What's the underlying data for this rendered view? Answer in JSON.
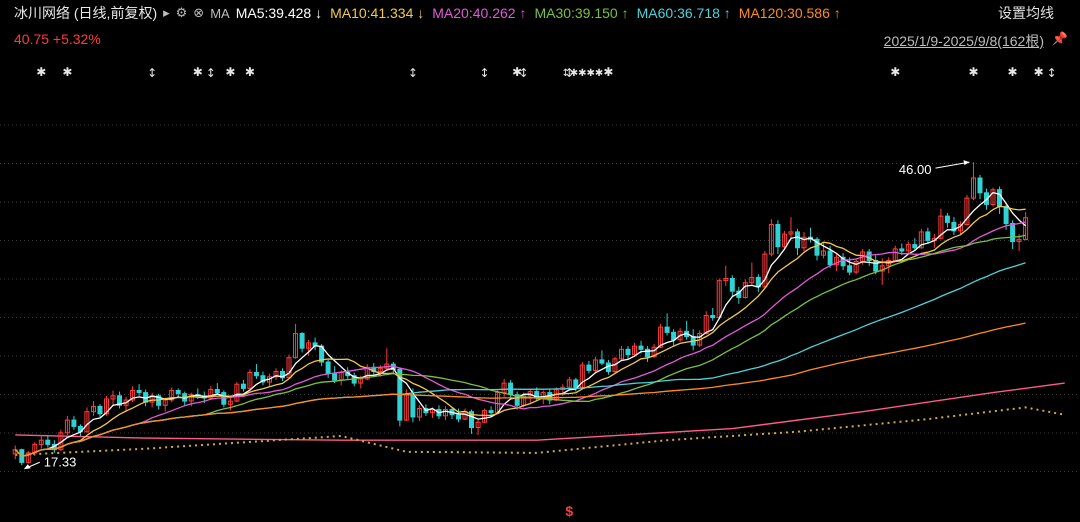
{
  "header": {
    "title": "冰川网络 (日线,前复权)",
    "title_arrow": "▸",
    "tools_label": "MA",
    "ma_readouts": [
      {
        "label": "MA5:39.428",
        "trend": "↓",
        "color": "#ffffff"
      },
      {
        "label": "MA10:41.334",
        "trend": "↓",
        "color": "#f2c94c"
      },
      {
        "label": "MA20:40.262",
        "trend": "↑",
        "color": "#e05ad8"
      },
      {
        "label": "MA30:39.150",
        "trend": "↑",
        "color": "#7cc040"
      },
      {
        "label": "MA60:36.718",
        "trend": "↑",
        "color": "#4fd1d9"
      },
      {
        "label": "MA120:30.586",
        "trend": "↑",
        "color": "#ff8c1a"
      }
    ],
    "settings_label": "设置均线",
    "price_label": "40.75 +5.32%",
    "date_range": "2025/1/9-2025/9/8(162根)"
  },
  "colors": {
    "up": "#ff3b3b",
    "down": "#2fd3d3",
    "grid": "#3a3a3a",
    "ma250": "#ff5a8a",
    "ma_gold": "#d4a940"
  },
  "chart_data": {
    "type": "candlestick",
    "x_count": 162,
    "x_start": "2025/1/9",
    "x_end": "2025/9/8",
    "ylim": [
      14.8,
      53.3
    ],
    "grid": true,
    "annotations": {
      "high": "46.00",
      "low": "17.33"
    },
    "candles": [
      [
        18.4,
        19.2,
        17.9,
        18.8
      ],
      [
        18.8,
        18.9,
        17.33,
        17.6
      ],
      [
        17.6,
        18.7,
        17.5,
        18.5
      ],
      [
        18.5,
        19.5,
        18.2,
        19.3
      ],
      [
        19.3,
        20.2,
        18.9,
        19.7
      ],
      [
        19.7,
        20.1,
        19.0,
        19.3
      ],
      [
        19.3,
        19.7,
        18.5,
        18.8
      ],
      [
        18.8,
        20.7,
        18.7,
        20.4
      ],
      [
        20.4,
        22.0,
        20.2,
        21.6
      ],
      [
        21.6,
        22.0,
        20.7,
        21.0
      ],
      [
        21.0,
        21.2,
        20.1,
        20.5
      ],
      [
        20.5,
        22.8,
        20.4,
        22.4
      ],
      [
        22.4,
        23.4,
        22.0,
        22.9
      ],
      [
        22.9,
        23.1,
        21.9,
        22.2
      ],
      [
        22.2,
        23.9,
        22.0,
        23.6
      ],
      [
        23.6,
        24.4,
        23.0,
        23.9
      ],
      [
        23.9,
        24.3,
        22.7,
        23.0
      ],
      [
        23.0,
        23.8,
        22.4,
        23.5
      ],
      [
        23.5,
        24.8,
        23.3,
        24.4
      ],
      [
        24.4,
        25.0,
        23.9,
        24.2
      ],
      [
        24.2,
        24.5,
        22.9,
        23.3
      ],
      [
        23.3,
        24.2,
        22.8,
        23.9
      ],
      [
        23.9,
        24.1,
        22.6,
        23.0
      ],
      [
        23.0,
        23.7,
        22.4,
        23.5
      ],
      [
        23.5,
        24.7,
        23.3,
        24.4
      ],
      [
        24.4,
        24.6,
        23.8,
        24.1
      ],
      [
        24.1,
        24.3,
        23.0,
        23.4
      ],
      [
        23.4,
        24.2,
        22.9,
        24.0
      ],
      [
        24.0,
        24.6,
        23.6,
        23.9
      ],
      [
        23.9,
        24.3,
        23.2,
        23.7
      ],
      [
        23.7,
        24.8,
        23.5,
        24.5
      ],
      [
        24.5,
        25.1,
        24.0,
        24.2
      ],
      [
        24.2,
        24.4,
        22.8,
        23.1
      ],
      [
        23.1,
        23.7,
        22.5,
        23.4
      ],
      [
        23.4,
        25.2,
        23.3,
        25.0
      ],
      [
        25.0,
        25.4,
        24.3,
        24.6
      ],
      [
        24.6,
        26.4,
        24.5,
        26.1
      ],
      [
        26.1,
        26.9,
        25.5,
        25.8
      ],
      [
        25.8,
        26.2,
        24.9,
        25.2
      ],
      [
        25.2,
        26.0,
        24.8,
        25.7
      ],
      [
        25.7,
        26.5,
        25.4,
        26.2
      ],
      [
        26.2,
        26.5,
        25.3,
        25.6
      ],
      [
        25.6,
        27.8,
        25.5,
        27.5
      ],
      [
        27.5,
        30.7,
        27.4,
        29.8
      ],
      [
        29.8,
        29.9,
        28.0,
        28.4
      ],
      [
        28.4,
        29.2,
        27.7,
        28.9
      ],
      [
        28.9,
        29.4,
        28.2,
        28.6
      ],
      [
        28.6,
        28.8,
        26.7,
        27.1
      ],
      [
        27.1,
        27.3,
        25.6,
        26.0
      ],
      [
        26.0,
        26.7,
        25.1,
        25.4
      ],
      [
        25.4,
        26.3,
        24.9,
        26.1
      ],
      [
        26.1,
        26.6,
        25.5,
        25.8
      ],
      [
        25.8,
        26.1,
        24.8,
        25.1
      ],
      [
        25.1,
        25.8,
        24.6,
        25.5
      ],
      [
        25.5,
        26.9,
        25.4,
        26.6
      ],
      [
        26.6,
        27.0,
        25.9,
        26.2
      ],
      [
        26.2,
        26.8,
        25.7,
        26.5
      ],
      [
        26.5,
        28.4,
        26.4,
        26.9
      ],
      [
        26.9,
        27.1,
        26.1,
        26.4
      ],
      [
        26.4,
        26.6,
        21.0,
        21.6
      ],
      [
        21.6,
        24.5,
        21.5,
        24.0
      ],
      [
        24.0,
        24.6,
        21.4,
        21.9
      ],
      [
        21.9,
        23.0,
        21.5,
        22.7
      ],
      [
        22.7,
        23.1,
        22.0,
        22.3
      ],
      [
        22.3,
        22.8,
        21.8,
        22.6
      ],
      [
        22.6,
        23.0,
        21.7,
        22.0
      ],
      [
        22.0,
        22.9,
        21.6,
        22.6
      ],
      [
        22.6,
        22.8,
        21.7,
        22.1
      ],
      [
        22.1,
        22.7,
        21.4,
        21.7
      ],
      [
        21.7,
        22.7,
        21.6,
        22.4
      ],
      [
        22.4,
        22.6,
        20.3,
        20.9
      ],
      [
        20.9,
        21.6,
        20.2,
        21.4
      ],
      [
        21.4,
        22.7,
        21.3,
        22.5
      ],
      [
        22.5,
        22.9,
        21.9,
        22.3
      ],
      [
        22.3,
        24.5,
        22.2,
        24.2
      ],
      [
        24.2,
        25.5,
        23.8,
        25.1
      ],
      [
        25.1,
        25.4,
        23.7,
        24.0
      ],
      [
        24.0,
        24.3,
        22.6,
        23.0
      ],
      [
        23.0,
        24.2,
        22.8,
        23.9
      ],
      [
        23.9,
        24.5,
        23.2,
        24.3
      ],
      [
        24.3,
        24.7,
        23.4,
        23.7
      ],
      [
        23.7,
        24.4,
        23.1,
        24.2
      ],
      [
        24.2,
        24.6,
        23.1,
        23.5
      ],
      [
        23.5,
        24.7,
        23.4,
        24.5
      ],
      [
        24.5,
        25.0,
        23.9,
        24.7
      ],
      [
        24.7,
        25.7,
        24.4,
        25.4
      ],
      [
        25.4,
        25.6,
        24.3,
        24.6
      ],
      [
        24.6,
        27.1,
        24.5,
        26.8
      ],
      [
        26.8,
        27.2,
        26.0,
        26.3
      ],
      [
        26.3,
        27.6,
        26.1,
        27.3
      ],
      [
        27.3,
        28.2,
        26.8,
        27.0
      ],
      [
        27.0,
        27.3,
        25.9,
        26.2
      ],
      [
        26.2,
        27.6,
        26.0,
        27.4
      ],
      [
        27.4,
        28.6,
        27.2,
        28.3
      ],
      [
        28.3,
        28.6,
        27.4,
        27.8
      ],
      [
        27.8,
        28.9,
        27.6,
        28.6
      ],
      [
        28.6,
        29.1,
        27.9,
        28.3
      ],
      [
        28.3,
        28.6,
        27.1,
        27.6
      ],
      [
        27.6,
        28.8,
        27.5,
        28.5
      ],
      [
        28.5,
        30.7,
        28.4,
        30.4
      ],
      [
        30.4,
        31.7,
        29.6,
        29.9
      ],
      [
        29.9,
        30.2,
        28.6,
        29.2
      ],
      [
        29.2,
        30.3,
        29.0,
        30.0
      ],
      [
        30.0,
        31.0,
        29.2,
        29.5
      ],
      [
        29.5,
        30.2,
        28.2,
        28.7
      ],
      [
        28.7,
        30.1,
        28.5,
        29.8
      ],
      [
        29.8,
        31.9,
        29.7,
        31.5
      ],
      [
        31.5,
        32.2,
        31.0,
        31.3
      ],
      [
        31.3,
        35.0,
        31.2,
        34.8
      ],
      [
        34.8,
        36.2,
        34.3,
        35.0
      ],
      [
        35.0,
        35.3,
        33.3,
        33.8
      ],
      [
        33.8,
        34.2,
        32.6,
        33.2
      ],
      [
        33.2,
        34.9,
        33.1,
        34.6
      ],
      [
        34.6,
        36.5,
        34.3,
        35.1
      ],
      [
        35.1,
        35.4,
        33.7,
        34.2
      ],
      [
        34.2,
        37.6,
        34.1,
        37.3
      ],
      [
        37.3,
        40.6,
        37.1,
        40.1
      ],
      [
        40.1,
        40.5,
        37.3,
        38.0
      ],
      [
        38.0,
        39.5,
        37.7,
        39.2
      ],
      [
        39.2,
        40.8,
        38.6,
        39.4
      ],
      [
        39.4,
        39.7,
        37.2,
        37.9
      ],
      [
        37.9,
        39.4,
        37.6,
        38.9
      ],
      [
        38.9,
        39.8,
        38.4,
        38.7
      ],
      [
        38.7,
        38.9,
        36.7,
        37.2
      ],
      [
        37.2,
        38.4,
        36.9,
        37.6
      ],
      [
        37.6,
        38.1,
        36.0,
        36.3
      ],
      [
        36.3,
        37.3,
        35.7,
        37.0
      ],
      [
        37.0,
        37.4,
        35.8,
        36.2
      ],
      [
        36.2,
        37.0,
        35.3,
        35.6
      ],
      [
        35.6,
        36.9,
        35.4,
        36.6
      ],
      [
        36.6,
        37.8,
        36.3,
        37.5
      ],
      [
        37.5,
        37.8,
        36.2,
        36.7
      ],
      [
        36.7,
        37.2,
        35.4,
        35.7
      ],
      [
        35.7,
        36.9,
        34.4,
        36.2
      ],
      [
        36.2,
        37.0,
        35.5,
        36.7
      ],
      [
        36.7,
        38.1,
        36.6,
        37.8
      ],
      [
        37.8,
        38.3,
        37.2,
        37.6
      ],
      [
        37.6,
        38.5,
        37.3,
        38.2
      ],
      [
        38.2,
        38.8,
        37.6,
        37.9
      ],
      [
        37.9,
        39.7,
        37.8,
        39.4
      ],
      [
        39.4,
        39.8,
        38.3,
        38.6
      ],
      [
        38.6,
        39.2,
        37.9,
        38.8
      ],
      [
        38.8,
        41.6,
        38.7,
        40.9
      ],
      [
        40.9,
        41.2,
        39.8,
        40.3
      ],
      [
        40.3,
        40.8,
        39.1,
        39.5
      ],
      [
        39.5,
        40.4,
        39.1,
        40.1
      ],
      [
        40.1,
        42.9,
        40.0,
        42.6
      ],
      [
        42.6,
        46.0,
        42.4,
        44.5
      ],
      [
        44.5,
        44.8,
        42.5,
        43.1
      ],
      [
        43.1,
        43.5,
        41.5,
        42.0
      ],
      [
        42.0,
        43.6,
        41.8,
        43.4
      ],
      [
        43.4,
        43.7,
        41.1,
        41.8
      ],
      [
        41.8,
        42.0,
        39.6,
        40.2
      ],
      [
        40.2,
        40.5,
        37.8,
        38.5
      ],
      [
        38.5,
        39.2,
        37.6,
        38.69
      ],
      [
        38.69,
        41.3,
        38.6,
        40.75
      ]
    ],
    "moving_averages": [
      {
        "name": "MA5",
        "period": 5,
        "color": "#ffffff"
      },
      {
        "name": "MA10",
        "period": 10,
        "color": "#f2c94c"
      },
      {
        "name": "MA20",
        "period": 20,
        "color": "#e05ad8"
      },
      {
        "name": "MA30",
        "period": 30,
        "color": "#7cc040"
      },
      {
        "name": "MA60",
        "period": 60,
        "color": "#4fd1d9"
      },
      {
        "name": "MA120",
        "period": 120,
        "color": "#ff8c1a"
      }
    ],
    "ma250_line": {
      "color": "#ff5a8a",
      "points": [
        [
          0,
          20.2
        ],
        [
          20,
          19.9
        ],
        [
          50,
          19.7
        ],
        [
          80,
          19.7
        ],
        [
          110,
          20.8
        ],
        [
          130,
          22.4
        ],
        [
          150,
          24.2
        ],
        [
          161,
          25.1
        ]
      ]
    },
    "ma_gold_line": {
      "color": "#d4a940",
      "points": [
        [
          0,
          18.3
        ],
        [
          20,
          18.9
        ],
        [
          50,
          20.1
        ],
        [
          60,
          18.6
        ],
        [
          80,
          18.5
        ],
        [
          100,
          19.7
        ],
        [
          120,
          20.5
        ],
        [
          140,
          21.7
        ],
        [
          155,
          22.8
        ],
        [
          161,
          22.1
        ]
      ]
    },
    "event_markers": {
      "star_indices": [
        4,
        8,
        28,
        33,
        36,
        77,
        91,
        135,
        147,
        153,
        157
      ],
      "arrow_indices": [
        21,
        30,
        61,
        72,
        78,
        85,
        159
      ],
      "dense_index": 87
    },
    "bottom_marker_index": 85
  }
}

==============================

SET EXERCISE - Where a line in the material above holds "period", copy that line.

SOLUTION -
        "period": 5,
        "period": 10,
        "period": 20,
        "period": 30,
        "period": 60,
        "period": 120,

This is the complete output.